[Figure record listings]
## Start
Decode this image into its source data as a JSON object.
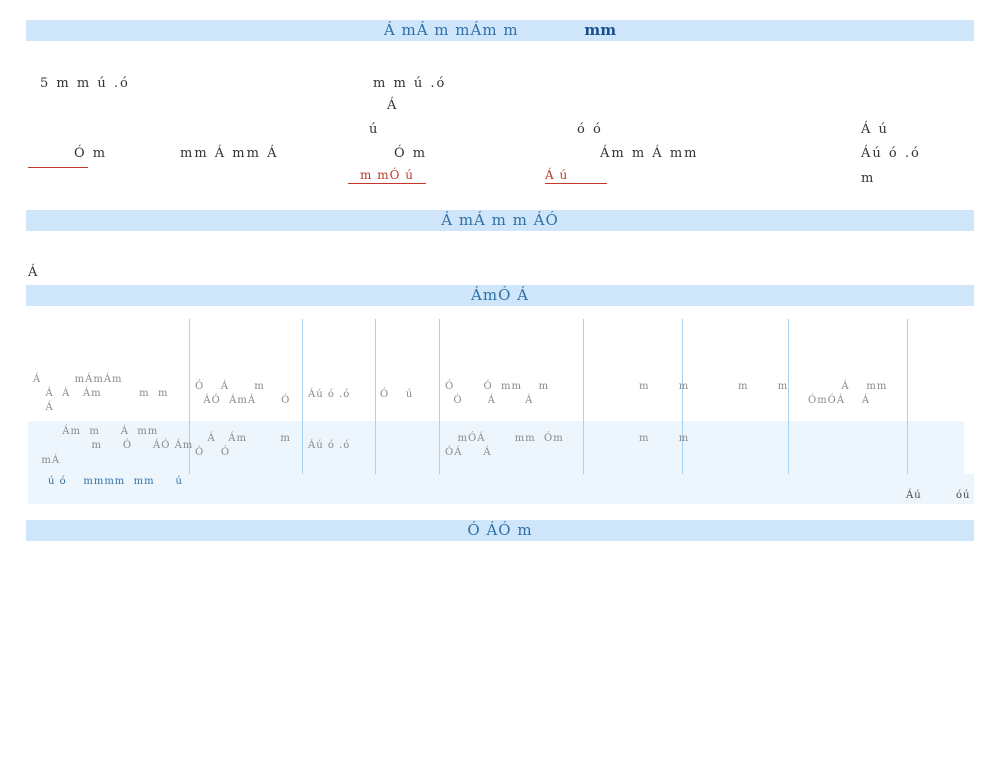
{
  "sections": {
    "s1": {
      "text": "Á mÁ m mÁm m",
      "accent": "mm"
    },
    "s2": "Á mÁ m m ÁÓ",
    "s3": "ÁmÓ Á",
    "s4": "Ó ÁÓ m"
  },
  "info": {
    "l1": "5 m m ú .ó",
    "l2": "m m ú .ó",
    "l3": "Á",
    "l4": "ú",
    "l5": "ó ó",
    "l6": "Á ú",
    "l7": "Ó m",
    "l8": "mm Á mm Á",
    "l9": "Ó m",
    "l10": "Ám m Á mm",
    "l11": "Áú ó .ó",
    "l12": "m"
  },
  "links": {
    "a": "",
    "b": "m mÓ ú",
    "c": "Á ú"
  },
  "note": "Á",
  "table": {
    "r1": {
      "c1a": "Á        mÁmÁm",
      "c1b": "   Á  Á   Ám         m  m",
      "c1c": "   Á",
      "c2a": "Ó    Á      m",
      "c2b": "  ÁÓ  ÁmÁ      Ó",
      "c3": "Áú ó .ó",
      "c4": "Ó    ú",
      "c5a": "Ó       Ó  mm    m",
      "c5b": "  Ó      Á       Á",
      "c6": "m       m",
      "c7": "m       m",
      "c8a": "        Á    mm",
      "c8b": "ÓmÓÁ    Á"
    },
    "r2": {
      "c1a": "       Ám  m     Á  mm",
      "c1b": "              m     Ó     ÁÓ Ám",
      "c1c": "  mÁ",
      "c2a": "   Á   Ám        m",
      "c2b": "Ó    Ó",
      "c3": "Áú ó .ó",
      "c5a": "   mÓÁ       mm  Óm",
      "c5b": "ÓÁ     Á",
      "c6": "m       m"
    },
    "r3": {
      "left": "ú ó    mmmm  mm     ú",
      "right1": "Áú",
      "right2": "óú"
    }
  }
}
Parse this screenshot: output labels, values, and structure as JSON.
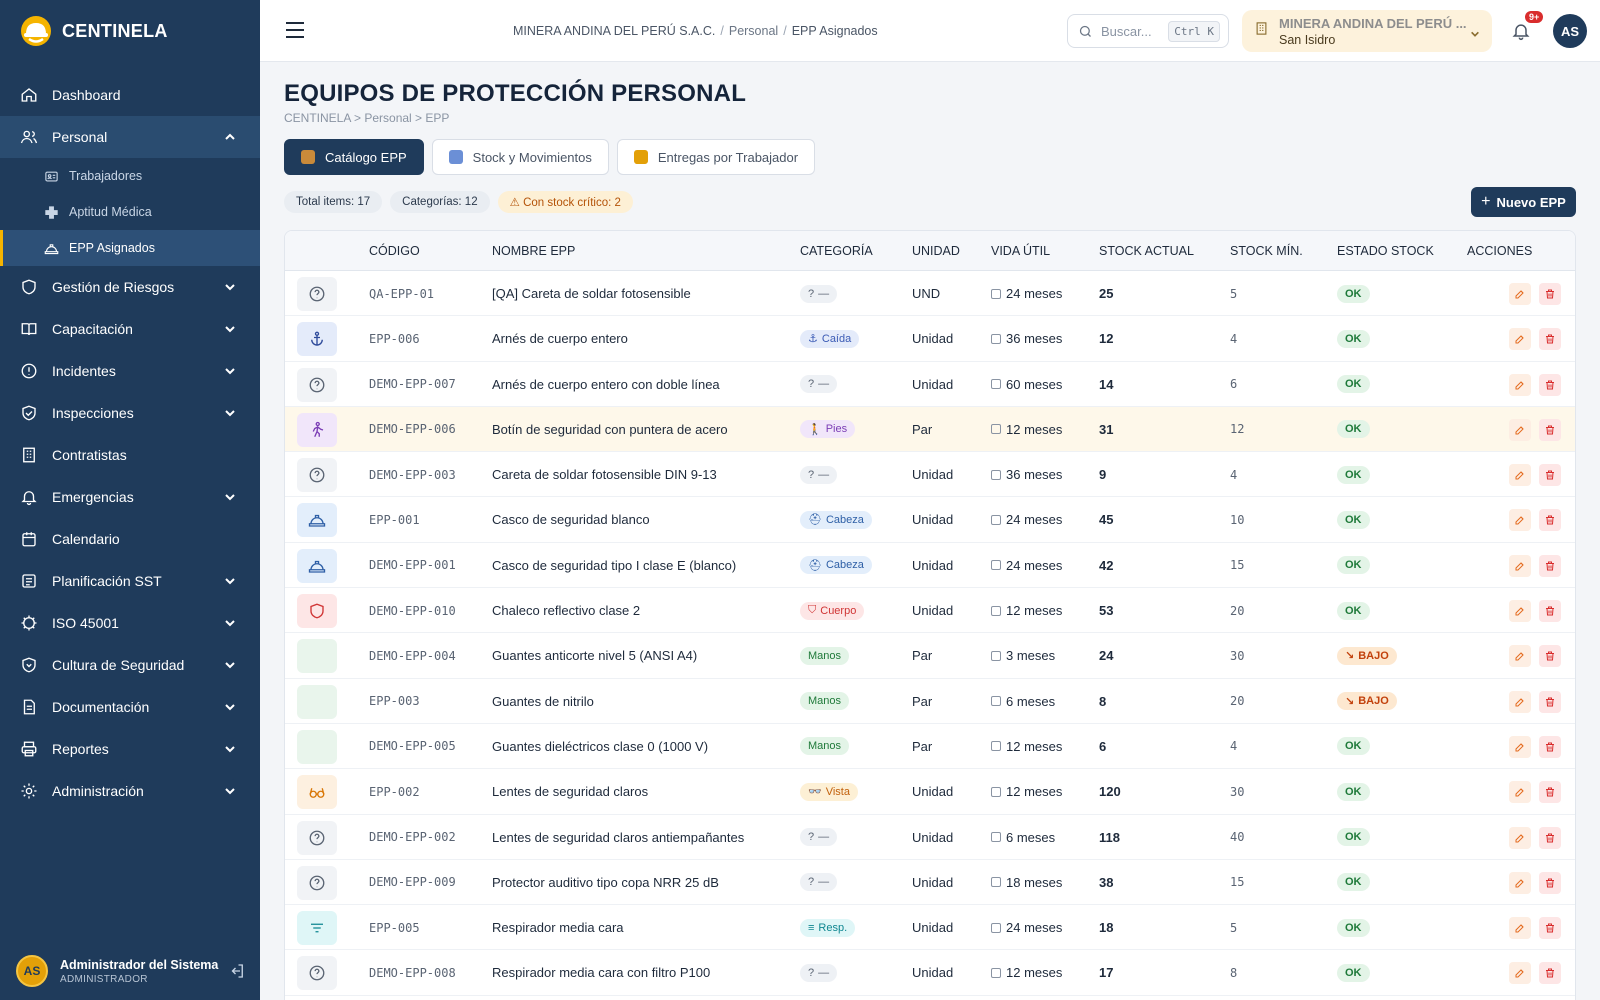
{
  "app": {
    "name": "CENTINELA"
  },
  "sidebar": {
    "items": [
      {
        "label": "Dashboard",
        "icon": "home-icon",
        "has_chevron": false
      },
      {
        "label": "Personal",
        "icon": "users-icon",
        "has_chevron": true,
        "open": true
      },
      {
        "label": "Gestión de Riesgos",
        "icon": "shield-icon",
        "has_chevron": true
      },
      {
        "label": "Capacitación",
        "icon": "book-icon",
        "has_chevron": true
      },
      {
        "label": "Incidentes",
        "icon": "alert-circle-icon",
        "has_chevron": true
      },
      {
        "label": "Inspecciones",
        "icon": "shield-check-icon",
        "has_chevron": true
      },
      {
        "label": "Contratistas",
        "icon": "building-icon",
        "has_chevron": false
      },
      {
        "label": "Emergencias",
        "icon": "bell-icon",
        "has_chevron": true
      },
      {
        "label": "Calendario",
        "icon": "calendar-icon",
        "has_chevron": false
      },
      {
        "label": "Planificación SST",
        "icon": "list-icon",
        "has_chevron": true
      },
      {
        "label": "ISO 45001",
        "icon": "badge-icon",
        "has_chevron": true
      },
      {
        "label": "Cultura de Seguridad",
        "icon": "shield-heart-icon",
        "has_chevron": true
      },
      {
        "label": "Documentación",
        "icon": "document-icon",
        "has_chevron": true
      },
      {
        "label": "Reportes",
        "icon": "printer-icon",
        "has_chevron": true
      },
      {
        "label": "Administración",
        "icon": "gear-icon",
        "has_chevron": true
      }
    ],
    "sub_items": [
      {
        "label": "Trabajadores",
        "icon": "id-card-icon"
      },
      {
        "label": "Aptitud Médica",
        "icon": "medical-cross-icon"
      },
      {
        "label": "EPP Asignados",
        "icon": "hardhat-icon",
        "active": true
      }
    ],
    "user": {
      "initials": "AS",
      "name": "Administrador del Sistema",
      "role": "ADMINISTRADOR"
    }
  },
  "topbar": {
    "breadcrumb": [
      "MINERA ANDINA DEL PERÚ S.A.C.",
      "Personal",
      "EPP Asignados"
    ],
    "search_placeholder": "Buscar...",
    "search_shortcut": "Ctrl K",
    "company_name": "MINERA ANDINA DEL PERÚ ...",
    "company_site": "San Isidro",
    "notifications_badge": "9+",
    "user_initials": "AS"
  },
  "page": {
    "title": "EQUIPOS DE PROTECCIÓN PERSONAL",
    "breadcrumb": "CENTINELA > Personal > EPP",
    "tabs": [
      {
        "label": "Catálogo EPP",
        "active": true,
        "icon_color": "#c98a3a"
      },
      {
        "label": "Stock y Movimientos",
        "active": false,
        "icon_color": "#6b8fd6"
      },
      {
        "label": "Entregas por Trabajador",
        "active": false,
        "icon_color": "#e3a008"
      }
    ],
    "chips": {
      "total": "Total items: 17",
      "categorias": "Categorías: 12",
      "critico": "⚠ Con stock crítico: 2"
    },
    "new_button": "Nuevo EPP"
  },
  "table": {
    "headers": [
      "CÓDIGO",
      "NOMBRE EPP",
      "CATEGORÍA",
      "UNIDAD",
      "VIDA ÚTIL",
      "STOCK ACTUAL",
      "STOCK MÍN.",
      "ESTADO STOCK",
      "ACCIONES"
    ],
    "rows": [
      {
        "icon": "help-circle-icon",
        "code": "QA-EPP-01",
        "name": "[QA] Careta de soldar fotosensible",
        "category": "—",
        "cat_icon": "?",
        "cat_style": "none",
        "unit": "UND",
        "life": "24 meses",
        "stock": "25",
        "min": "5",
        "status": "OK"
      },
      {
        "icon": "anchor-icon",
        "code": "EPP-006",
        "name": "Arnés de cuerpo entero",
        "category": "Caída",
        "cat_icon": "⚓",
        "cat_style": "caida",
        "unit": "Unidad",
        "life": "36 meses",
        "stock": "12",
        "min": "4",
        "status": "OK"
      },
      {
        "icon": "help-circle-icon",
        "code": "DEMO-EPP-007",
        "name": "Arnés de cuerpo entero con doble línea",
        "category": "—",
        "cat_icon": "?",
        "cat_style": "none",
        "unit": "Unidad",
        "life": "60 meses",
        "stock": "14",
        "min": "6",
        "status": "OK"
      },
      {
        "icon": "walking-icon",
        "code": "DEMO-EPP-006",
        "name": "Botín de seguridad con puntera de acero",
        "category": "Pies",
        "cat_icon": "🚶",
        "cat_style": "pies",
        "unit": "Par",
        "life": "12 meses",
        "stock": "31",
        "min": "12",
        "status": "OK",
        "highlight": true
      },
      {
        "icon": "help-circle-icon",
        "code": "DEMO-EPP-003",
        "name": "Careta de soldar fotosensible DIN 9-13",
        "category": "—",
        "cat_icon": "?",
        "cat_style": "none",
        "unit": "Unidad",
        "life": "36 meses",
        "stock": "9",
        "min": "4",
        "status": "OK"
      },
      {
        "icon": "hardhat-icon",
        "code": "EPP-001",
        "name": "Casco de seguridad blanco",
        "category": "Cabeza",
        "cat_icon": "⛑",
        "cat_style": "cabeza",
        "unit": "Unidad",
        "life": "24 meses",
        "stock": "45",
        "min": "10",
        "status": "OK"
      },
      {
        "icon": "hardhat-icon",
        "code": "DEMO-EPP-001",
        "name": "Casco de seguridad tipo I clase E (blanco)",
        "category": "Cabeza",
        "cat_icon": "⛑",
        "cat_style": "cabeza",
        "unit": "Unidad",
        "life": "24 meses",
        "stock": "42",
        "min": "15",
        "status": "OK"
      },
      {
        "icon": "shield-icon",
        "code": "DEMO-EPP-010",
        "name": "Chaleco reflectivo clase 2",
        "category": "Cuerpo",
        "cat_icon": "⛉",
        "cat_style": "cuerpo",
        "unit": "Unidad",
        "life": "12 meses",
        "stock": "53",
        "min": "20",
        "status": "OK"
      },
      {
        "icon": "glove-icon",
        "code": "DEMO-EPP-004",
        "name": "Guantes anticorte nivel 5 (ANSI A4)",
        "category": "Manos",
        "cat_icon": "",
        "cat_style": "manos",
        "unit": "Par",
        "life": "3 meses",
        "stock": "24",
        "min": "30",
        "status": "BAJO"
      },
      {
        "icon": "glove-icon",
        "code": "EPP-003",
        "name": "Guantes de nitrilo",
        "category": "Manos",
        "cat_icon": "",
        "cat_style": "manos",
        "unit": "Par",
        "life": "6 meses",
        "stock": "8",
        "min": "20",
        "status": "BAJO"
      },
      {
        "icon": "glove-icon",
        "code": "DEMO-EPP-005",
        "name": "Guantes dieléctricos clase 0 (1000 V)",
        "category": "Manos",
        "cat_icon": "",
        "cat_style": "manos",
        "unit": "Par",
        "life": "12 meses",
        "stock": "6",
        "min": "4",
        "status": "OK"
      },
      {
        "icon": "glasses-icon",
        "code": "EPP-002",
        "name": "Lentes de seguridad claros",
        "category": "Vista",
        "cat_icon": "👓",
        "cat_style": "vista",
        "unit": "Unidad",
        "life": "12 meses",
        "stock": "120",
        "min": "30",
        "status": "OK"
      },
      {
        "icon": "help-circle-icon",
        "code": "DEMO-EPP-002",
        "name": "Lentes de seguridad claros antiempañantes",
        "category": "—",
        "cat_icon": "?",
        "cat_style": "none",
        "unit": "Unidad",
        "life": "6 meses",
        "stock": "118",
        "min": "40",
        "status": "OK"
      },
      {
        "icon": "help-circle-icon",
        "code": "DEMO-EPP-009",
        "name": "Protector auditivo tipo copa NRR 25 dB",
        "category": "—",
        "cat_icon": "?",
        "cat_style": "none",
        "unit": "Unidad",
        "life": "18 meses",
        "stock": "38",
        "min": "15",
        "status": "OK"
      },
      {
        "icon": "filter-icon",
        "code": "EPP-005",
        "name": "Respirador media cara",
        "category": "Resp.",
        "cat_icon": "≡",
        "cat_style": "resp",
        "unit": "Unidad",
        "life": "24 meses",
        "stock": "18",
        "min": "5",
        "status": "OK"
      },
      {
        "icon": "help-circle-icon",
        "code": "DEMO-EPP-008",
        "name": "Respirador media cara con filtro P100",
        "category": "—",
        "cat_icon": "?",
        "cat_style": "none",
        "unit": "Unidad",
        "life": "12 meses",
        "stock": "17",
        "min": "8",
        "status": "OK"
      }
    ]
  },
  "colors": {
    "sidebar_bg": "#1f3b5b",
    "accent": "#f5b400",
    "ok": "#1f7a3a",
    "bajo": "#c2410c"
  }
}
## End
▸ TASK DESCRIPTION
Find how many lines in the records contain the string "entero", then give the number alone.

▸ COMPLETE ANSWER
2